- **Task requirements**: Leaving out all pictures, copy the lines below exactly, from the line with "Read out every word on this page." to the last line, both ends included.

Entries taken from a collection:
------------------------

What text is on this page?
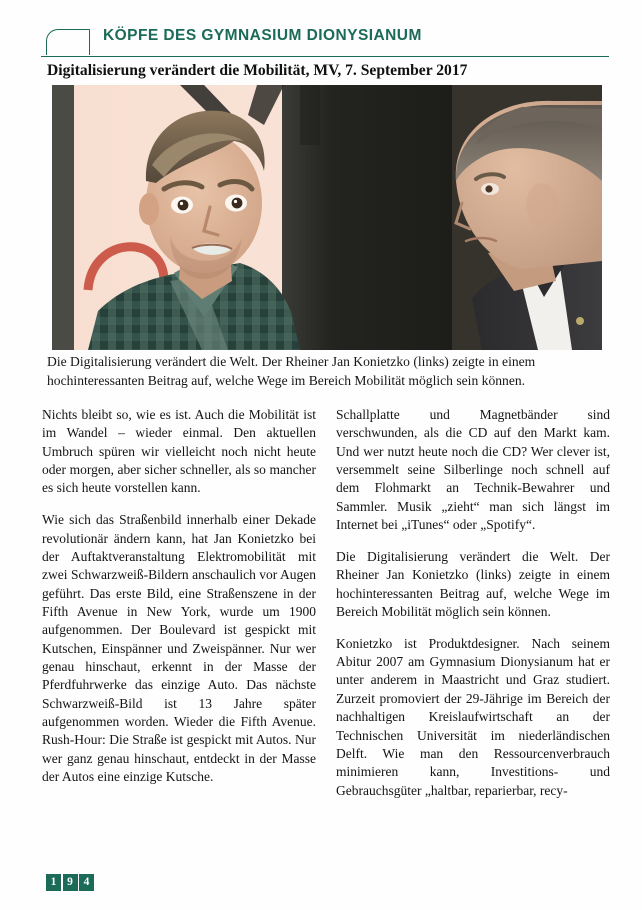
KÖPFE DES GYMNASIUM DIONYSIANUM
Digitalisierung verändert die Mobilität, MV, 7. September 2017
Die Digitalisierung verändert die Welt. Der Rheiner Jan Konietzko (links) zeigte in einem hochinteressanten Beitrag auf, welche Wege im Bereich Mobilität möglich sein können.

Nichts bleibt so, wie es ist. Auch die Mobilität ist im Wandel – wieder einmal. Den aktuellen Umbruch spüren wir vielleicht noch nicht heute oder morgen, aber sicher schneller, als so mancher es sich heute vorstellen kann.

Wie sich das Straßenbild innerhalb einer Dekade revolutionär ändern kann, hat Jan Konietzko bei der Auftaktveranstaltung Elektromobilität mit zwei Schwarzweiß-Bildern anschaulich vor Augen geführt. Das erste Bild, eine Straßenszene in der Fifth Avenue in New York, wurde um 1900 aufgenommen. Der Boulevard ist gespickt mit Kutschen, Einspänner und Zweispänner. Nur wer genau hinschaut, erkennt in der Masse der Pferdfuhrwerke das einzige Auto. Das nächste Schwarzweiß-Bild ist 13 Jahre später aufgenommen worden. Wieder die Fifth Avenue. Rush-Hour: Die Straße ist gespickt mit Autos. Nur wer ganz genau hinschaut, entdeckt in der Masse der Autos eine einzige Kutsche.

Schallplatte und Magnetbänder sind verschwunden, als die CD auf den Markt kam. Und wer nutzt heute noch die CD? Wer clever ist, versemmelt seine Silberlinge noch schnell auf dem Flohmarkt an Technik-Bewahrer und Sammler. Musik „zieht“ man sich längst im Internet bei „iTunes“ oder „Spotify“.

Die Digitalisierung verändert die Welt. Der Rheiner Jan Konietzko (links) zeigte in einem hochinteressanten Beitrag auf, welche Wege im Bereich Mobilität möglich sein können.

Konietzko ist Produktdesigner. Nach seinem Abitur 2007 am Gymnasium Dionysianum hat er unter anderem in Maastricht und Graz studiert. Zurzeit promoviert der 29-Jährige im Bereich der nachhaltigen Kreislaufwirtschaft an der Technischen Universität im niederländischen Delft. Wie man den Ressourcenverbrauch minimieren kann, Investitions- und Gebrauchsgüter „haltbar, reparierbar, recy-

1 9 4
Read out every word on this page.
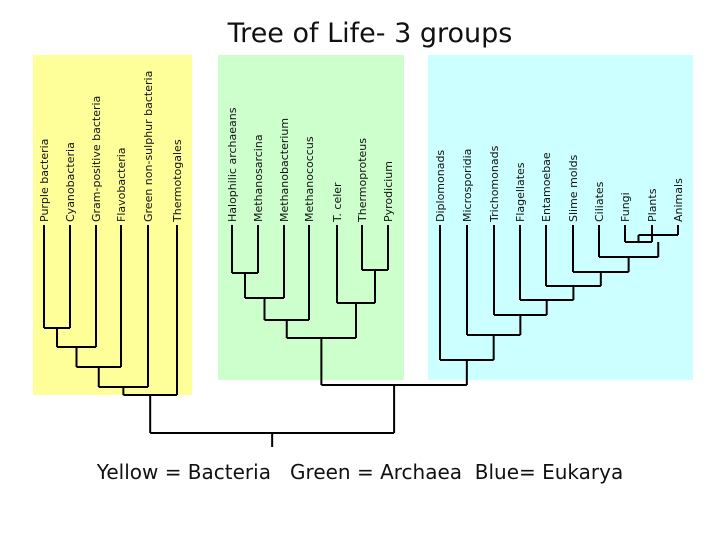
Tree of Life- 3 groups
Purple bacteria Cyanobacteria Gram-positive bacteria Flavobacteria Green non-sulphur bacteria Thermotogales	Halophilic archaeans Methanosarcina Methanobacterium Methanococcus T. celer Thermoproteus Pyrodicium	Diplomonads Microsporidia Trichomonads Flagellates Entamoebae Slime molds Ciliates Fungi Plants Animals
Yellow = Bacteria   Green = Archaea  Blue= Eukarya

------------------------

- **Completed task**:
Read out every word on this page.
Tree of Life- 3 groups
Purple bacteria Cyanobacteria Gram-positive bacteria Flavobacteria Green non-sulphur bacteria Thermotogales	Halophilic archaeans Methanosarcina Methanobacterium Methanococcus T. celer Thermoproteus Pyrodicium	Diplomonads Microsporidia Trichomonads Flagellates Entamoebae Slime molds Ciliates Fungi Plants Animals
Yellow = Bacteria   Green = Archaea  Blue= Eukarya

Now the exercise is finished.